### What you are asked to do
Which lines contain the word "Opsparinger"? Return each of them as written.

### Data provided

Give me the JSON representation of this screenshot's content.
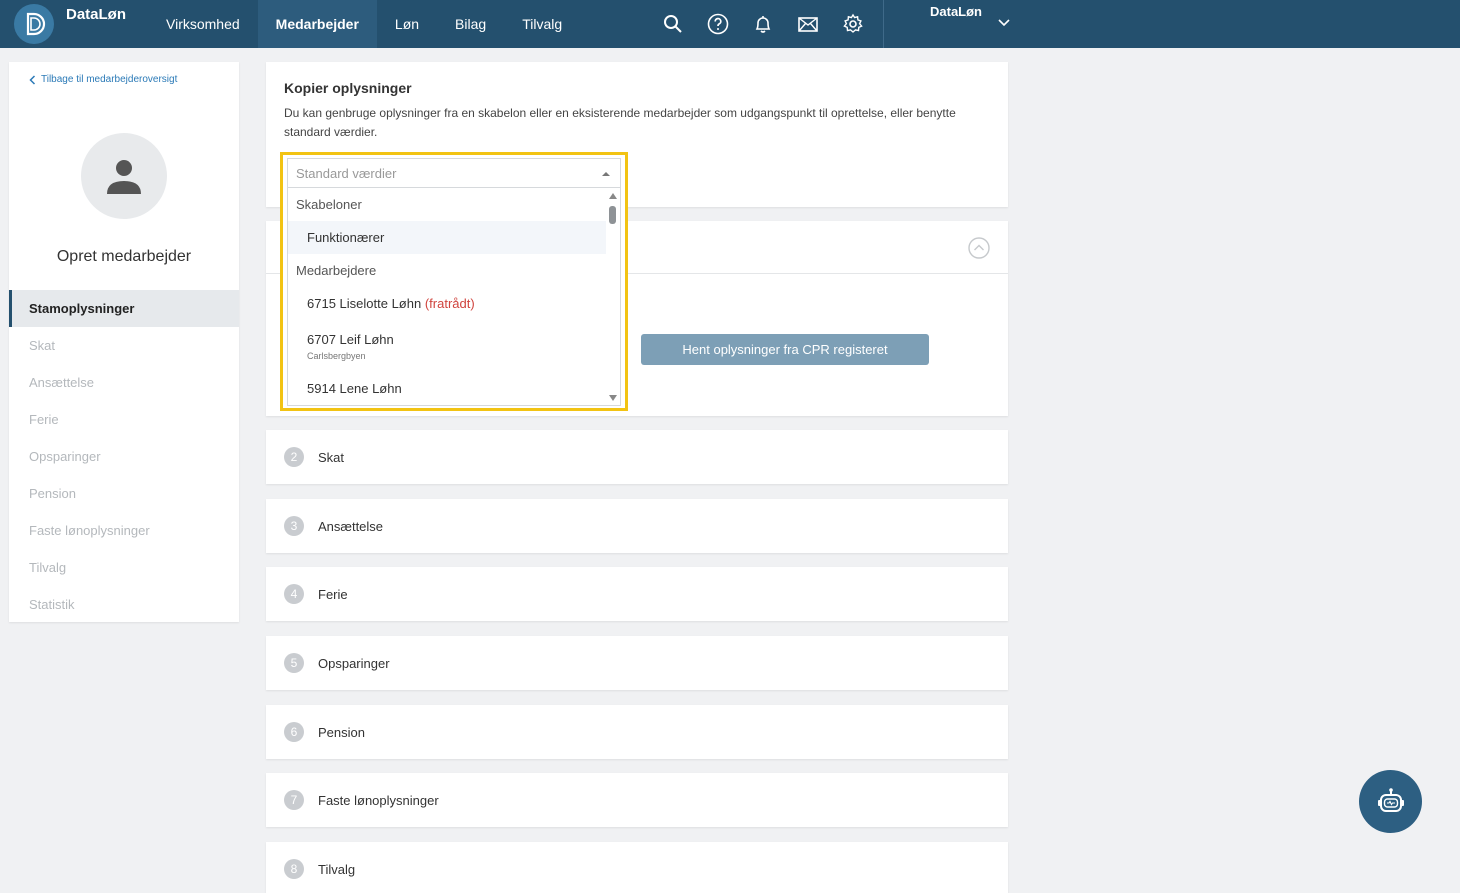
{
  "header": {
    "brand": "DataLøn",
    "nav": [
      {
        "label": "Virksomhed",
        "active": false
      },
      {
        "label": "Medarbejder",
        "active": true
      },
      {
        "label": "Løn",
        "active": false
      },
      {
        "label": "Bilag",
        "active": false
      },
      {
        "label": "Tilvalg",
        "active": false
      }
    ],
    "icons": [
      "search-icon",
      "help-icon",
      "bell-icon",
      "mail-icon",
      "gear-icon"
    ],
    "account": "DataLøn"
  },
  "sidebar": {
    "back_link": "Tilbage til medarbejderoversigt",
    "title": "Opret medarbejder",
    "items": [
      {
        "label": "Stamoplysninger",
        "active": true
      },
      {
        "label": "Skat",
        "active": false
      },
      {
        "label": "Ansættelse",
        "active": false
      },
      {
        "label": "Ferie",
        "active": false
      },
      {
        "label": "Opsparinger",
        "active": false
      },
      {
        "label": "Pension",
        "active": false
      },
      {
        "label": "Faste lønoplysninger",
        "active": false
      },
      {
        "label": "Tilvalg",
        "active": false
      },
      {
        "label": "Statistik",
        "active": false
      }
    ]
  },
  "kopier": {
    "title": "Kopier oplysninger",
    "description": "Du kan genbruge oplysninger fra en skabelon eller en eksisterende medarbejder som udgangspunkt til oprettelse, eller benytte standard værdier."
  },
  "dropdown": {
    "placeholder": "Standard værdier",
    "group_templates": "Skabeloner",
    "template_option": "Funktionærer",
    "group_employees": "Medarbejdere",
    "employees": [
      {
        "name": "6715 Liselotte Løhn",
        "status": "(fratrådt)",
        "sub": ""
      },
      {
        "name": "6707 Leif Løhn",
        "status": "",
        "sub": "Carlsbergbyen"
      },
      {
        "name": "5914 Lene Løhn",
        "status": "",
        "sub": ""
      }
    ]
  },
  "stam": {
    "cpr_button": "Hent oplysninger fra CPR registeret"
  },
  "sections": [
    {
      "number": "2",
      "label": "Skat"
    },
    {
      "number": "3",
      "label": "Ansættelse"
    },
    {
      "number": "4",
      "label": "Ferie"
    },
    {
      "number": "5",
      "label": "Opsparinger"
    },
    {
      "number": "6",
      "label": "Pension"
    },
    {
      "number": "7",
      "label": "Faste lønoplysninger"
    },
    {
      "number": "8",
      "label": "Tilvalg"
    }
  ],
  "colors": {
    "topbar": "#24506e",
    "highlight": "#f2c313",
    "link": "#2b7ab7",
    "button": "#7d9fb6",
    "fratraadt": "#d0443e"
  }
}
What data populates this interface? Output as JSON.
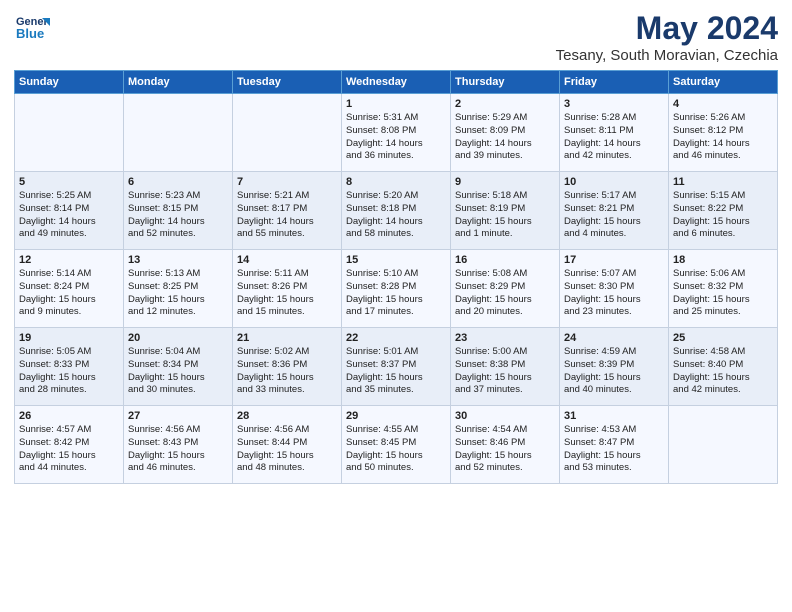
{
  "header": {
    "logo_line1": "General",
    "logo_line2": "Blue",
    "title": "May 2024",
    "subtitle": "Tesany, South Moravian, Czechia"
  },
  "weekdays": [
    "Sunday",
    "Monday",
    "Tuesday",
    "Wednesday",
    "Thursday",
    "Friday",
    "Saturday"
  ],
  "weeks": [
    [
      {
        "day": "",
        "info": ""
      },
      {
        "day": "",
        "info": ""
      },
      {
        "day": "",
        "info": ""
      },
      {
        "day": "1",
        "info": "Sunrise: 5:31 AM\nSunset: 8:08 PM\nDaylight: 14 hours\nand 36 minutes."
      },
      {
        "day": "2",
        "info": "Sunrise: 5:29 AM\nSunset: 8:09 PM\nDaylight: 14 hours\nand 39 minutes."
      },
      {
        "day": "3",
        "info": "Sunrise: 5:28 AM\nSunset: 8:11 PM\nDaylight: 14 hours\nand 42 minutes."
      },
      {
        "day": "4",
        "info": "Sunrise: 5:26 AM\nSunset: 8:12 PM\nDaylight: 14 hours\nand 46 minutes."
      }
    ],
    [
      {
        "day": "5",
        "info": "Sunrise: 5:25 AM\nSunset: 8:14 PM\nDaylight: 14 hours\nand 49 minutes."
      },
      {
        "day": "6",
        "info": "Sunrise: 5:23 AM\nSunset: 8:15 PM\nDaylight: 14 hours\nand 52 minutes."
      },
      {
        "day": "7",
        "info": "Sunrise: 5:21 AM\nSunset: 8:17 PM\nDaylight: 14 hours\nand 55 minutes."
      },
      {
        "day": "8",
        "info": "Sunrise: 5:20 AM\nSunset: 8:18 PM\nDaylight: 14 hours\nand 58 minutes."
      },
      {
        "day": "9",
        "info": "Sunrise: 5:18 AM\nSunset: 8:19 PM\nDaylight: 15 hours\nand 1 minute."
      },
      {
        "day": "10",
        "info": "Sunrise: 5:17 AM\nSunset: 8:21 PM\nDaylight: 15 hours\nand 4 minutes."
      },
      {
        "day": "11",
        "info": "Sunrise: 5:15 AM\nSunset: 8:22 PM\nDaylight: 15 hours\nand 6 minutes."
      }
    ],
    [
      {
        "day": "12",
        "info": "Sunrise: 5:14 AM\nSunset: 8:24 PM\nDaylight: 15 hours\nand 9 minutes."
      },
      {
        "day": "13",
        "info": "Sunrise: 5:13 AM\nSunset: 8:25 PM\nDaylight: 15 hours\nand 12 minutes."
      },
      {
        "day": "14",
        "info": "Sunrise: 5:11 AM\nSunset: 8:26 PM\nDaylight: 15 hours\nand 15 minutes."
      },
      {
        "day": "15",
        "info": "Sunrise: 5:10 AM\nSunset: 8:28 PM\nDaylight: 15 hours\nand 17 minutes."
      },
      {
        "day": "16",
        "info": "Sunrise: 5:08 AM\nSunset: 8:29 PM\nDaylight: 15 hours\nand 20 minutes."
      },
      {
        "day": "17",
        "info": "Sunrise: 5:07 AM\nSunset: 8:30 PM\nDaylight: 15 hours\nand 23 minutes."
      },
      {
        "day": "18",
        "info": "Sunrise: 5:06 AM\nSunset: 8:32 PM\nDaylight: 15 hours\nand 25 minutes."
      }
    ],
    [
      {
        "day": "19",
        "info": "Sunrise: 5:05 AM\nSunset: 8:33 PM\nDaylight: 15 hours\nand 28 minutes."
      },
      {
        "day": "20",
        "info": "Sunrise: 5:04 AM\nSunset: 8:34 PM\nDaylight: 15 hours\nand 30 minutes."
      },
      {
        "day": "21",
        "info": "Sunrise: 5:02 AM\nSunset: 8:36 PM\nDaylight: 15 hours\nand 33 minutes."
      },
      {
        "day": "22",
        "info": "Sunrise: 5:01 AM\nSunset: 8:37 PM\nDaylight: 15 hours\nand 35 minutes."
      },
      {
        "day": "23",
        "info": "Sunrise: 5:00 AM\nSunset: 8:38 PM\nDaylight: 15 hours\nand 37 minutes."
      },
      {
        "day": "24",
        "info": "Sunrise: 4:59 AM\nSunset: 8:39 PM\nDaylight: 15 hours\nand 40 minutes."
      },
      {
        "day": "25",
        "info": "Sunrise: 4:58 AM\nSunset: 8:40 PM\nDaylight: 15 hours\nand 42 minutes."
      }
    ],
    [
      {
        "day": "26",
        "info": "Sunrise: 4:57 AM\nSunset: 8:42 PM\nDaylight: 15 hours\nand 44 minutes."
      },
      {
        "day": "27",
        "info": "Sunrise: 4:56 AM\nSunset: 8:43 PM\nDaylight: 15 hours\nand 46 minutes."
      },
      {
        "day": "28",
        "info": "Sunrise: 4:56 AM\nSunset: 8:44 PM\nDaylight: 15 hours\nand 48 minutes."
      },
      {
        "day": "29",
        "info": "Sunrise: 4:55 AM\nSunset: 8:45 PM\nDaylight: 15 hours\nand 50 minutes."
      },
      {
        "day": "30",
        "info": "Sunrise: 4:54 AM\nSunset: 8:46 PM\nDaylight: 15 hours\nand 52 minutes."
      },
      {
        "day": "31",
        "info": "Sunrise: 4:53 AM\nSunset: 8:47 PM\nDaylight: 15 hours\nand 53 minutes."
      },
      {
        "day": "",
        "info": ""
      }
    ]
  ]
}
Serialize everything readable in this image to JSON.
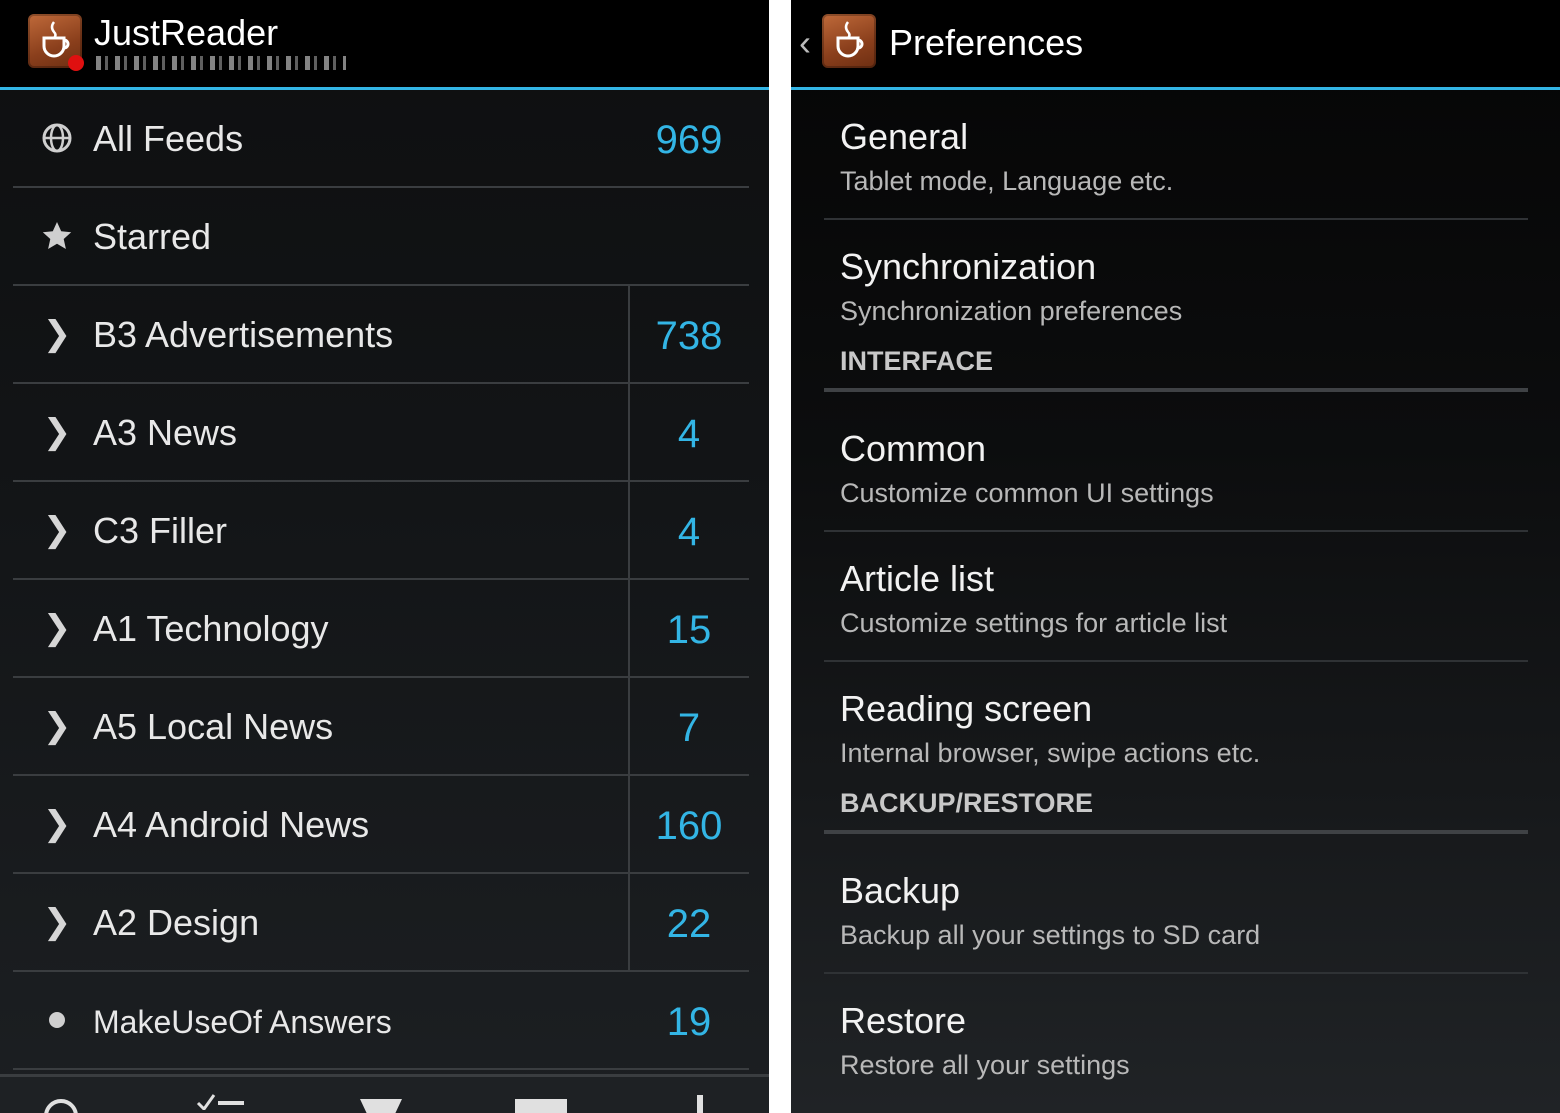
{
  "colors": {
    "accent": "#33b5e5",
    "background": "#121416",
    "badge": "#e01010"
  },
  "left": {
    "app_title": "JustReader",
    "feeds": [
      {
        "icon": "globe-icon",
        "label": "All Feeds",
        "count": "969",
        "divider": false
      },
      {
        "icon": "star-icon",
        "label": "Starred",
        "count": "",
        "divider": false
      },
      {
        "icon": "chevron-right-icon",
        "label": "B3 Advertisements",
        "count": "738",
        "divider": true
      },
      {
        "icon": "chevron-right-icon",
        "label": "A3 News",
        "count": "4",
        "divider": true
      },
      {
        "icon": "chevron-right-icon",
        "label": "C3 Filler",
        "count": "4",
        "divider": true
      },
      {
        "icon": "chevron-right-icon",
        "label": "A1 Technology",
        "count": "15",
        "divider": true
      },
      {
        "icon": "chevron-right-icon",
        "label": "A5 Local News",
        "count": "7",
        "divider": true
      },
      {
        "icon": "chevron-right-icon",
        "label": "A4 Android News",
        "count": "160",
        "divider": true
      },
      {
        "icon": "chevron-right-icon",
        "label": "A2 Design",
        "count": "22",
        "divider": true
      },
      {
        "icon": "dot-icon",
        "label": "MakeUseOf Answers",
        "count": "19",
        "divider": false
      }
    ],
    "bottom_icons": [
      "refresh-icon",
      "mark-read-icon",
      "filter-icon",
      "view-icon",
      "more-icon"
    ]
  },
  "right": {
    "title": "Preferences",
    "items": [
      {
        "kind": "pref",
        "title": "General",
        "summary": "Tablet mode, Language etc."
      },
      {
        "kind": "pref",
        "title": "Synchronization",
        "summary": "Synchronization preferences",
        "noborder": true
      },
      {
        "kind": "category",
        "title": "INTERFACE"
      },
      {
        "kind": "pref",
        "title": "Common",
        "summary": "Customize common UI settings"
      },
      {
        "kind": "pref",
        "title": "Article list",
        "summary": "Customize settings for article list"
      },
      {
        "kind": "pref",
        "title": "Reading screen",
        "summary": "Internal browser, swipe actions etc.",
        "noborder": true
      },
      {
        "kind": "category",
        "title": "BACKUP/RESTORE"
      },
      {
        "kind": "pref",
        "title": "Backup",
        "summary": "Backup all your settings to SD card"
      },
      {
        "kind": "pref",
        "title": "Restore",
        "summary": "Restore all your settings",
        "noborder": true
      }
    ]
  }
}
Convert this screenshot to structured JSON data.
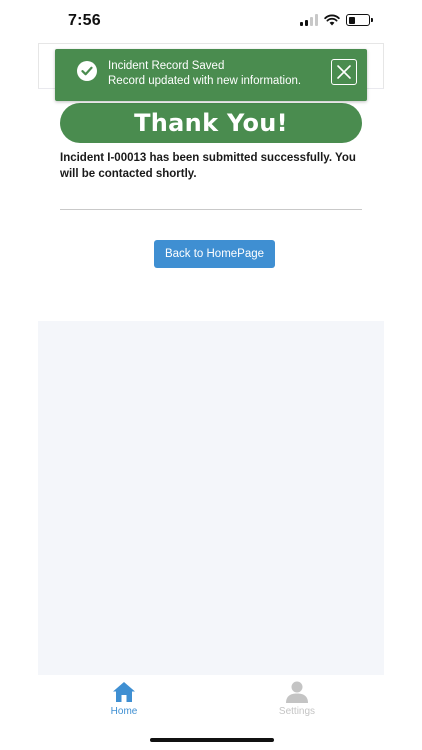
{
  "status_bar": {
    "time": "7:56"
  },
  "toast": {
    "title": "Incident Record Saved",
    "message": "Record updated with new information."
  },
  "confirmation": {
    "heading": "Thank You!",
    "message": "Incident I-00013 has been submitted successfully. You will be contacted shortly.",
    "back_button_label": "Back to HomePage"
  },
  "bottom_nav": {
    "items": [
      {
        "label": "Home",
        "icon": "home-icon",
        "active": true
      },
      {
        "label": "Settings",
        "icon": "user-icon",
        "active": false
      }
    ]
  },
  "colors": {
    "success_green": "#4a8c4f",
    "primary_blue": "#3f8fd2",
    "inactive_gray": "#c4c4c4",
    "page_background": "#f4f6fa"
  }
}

### Solution to this exercise
        "label": "Opsparinger",
      "label": "Opsparinger"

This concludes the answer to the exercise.